- What is asked: Transcribe the records that follow in their entirety, omitting any pictures.

[start Entries provided]

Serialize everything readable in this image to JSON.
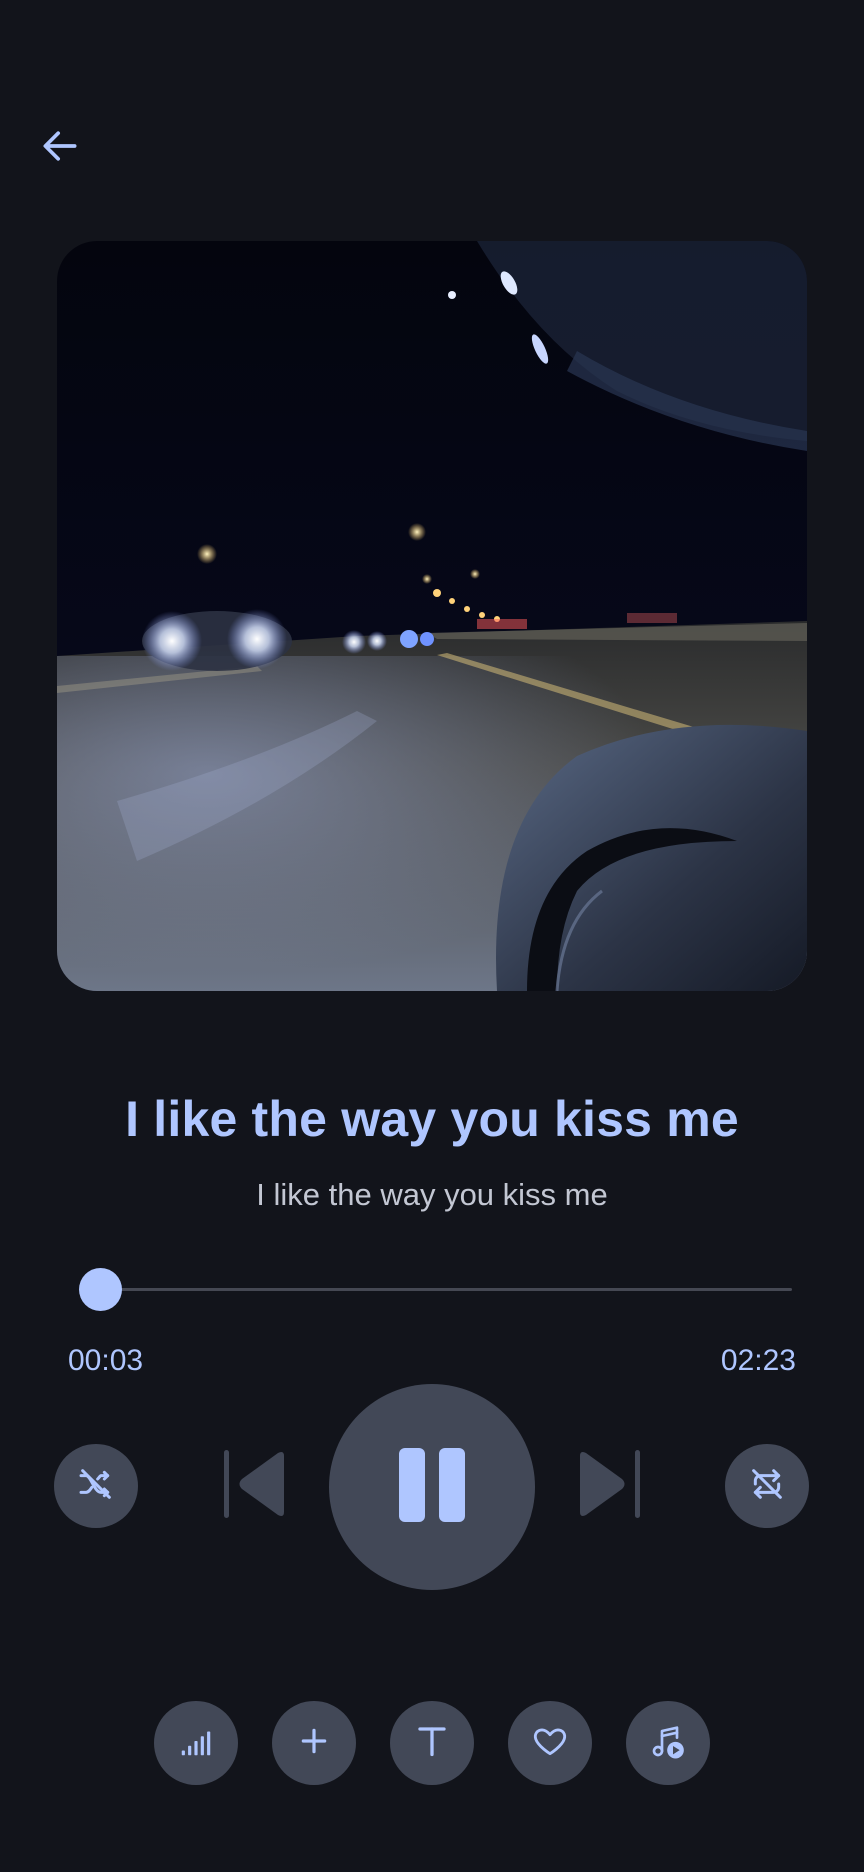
{
  "song": {
    "title": "I like the way you kiss me",
    "subtitle": "I like the way you kiss me"
  },
  "playback": {
    "elapsed": "00:03",
    "total": "02:23",
    "progress_fraction": 0.021,
    "state": "playing"
  },
  "icons": {
    "back": "arrow-left-icon",
    "shuffle": "shuffle-off-icon",
    "previous": "skip-previous-icon",
    "pause": "pause-icon",
    "next": "skip-next-icon",
    "repeat": "repeat-off-icon",
    "equalizer": "signal-bars-icon",
    "add": "plus-icon",
    "lyrics": "text-icon",
    "favorite": "heart-icon",
    "queue": "music-play-icon"
  },
  "colors": {
    "background": "#12141b",
    "accent": "#afc6ff",
    "button_bg": "#424857",
    "subtitle_text": "#c3c7d3",
    "track": "#454853"
  }
}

[end Entries provided]

- Worked answer:
Serialize everything readable in this image to JSON.
{
  "song": {
    "title": "I like the way you kiss me",
    "subtitle": "I like the way you kiss me"
  },
  "playback": {
    "elapsed": "00:03",
    "total": "02:23",
    "progress_fraction": 0.021,
    "state": "playing"
  },
  "icons": {
    "back": "arrow-left-icon",
    "shuffle": "shuffle-off-icon",
    "previous": "skip-previous-icon",
    "pause": "pause-icon",
    "next": "skip-next-icon",
    "repeat": "repeat-off-icon",
    "equalizer": "signal-bars-icon",
    "add": "plus-icon",
    "lyrics": "text-icon",
    "favorite": "heart-icon",
    "queue": "music-play-icon"
  },
  "colors": {
    "background": "#12141b",
    "accent": "#afc6ff",
    "button_bg": "#424857",
    "subtitle_text": "#c3c7d3",
    "track": "#454853"
  }
}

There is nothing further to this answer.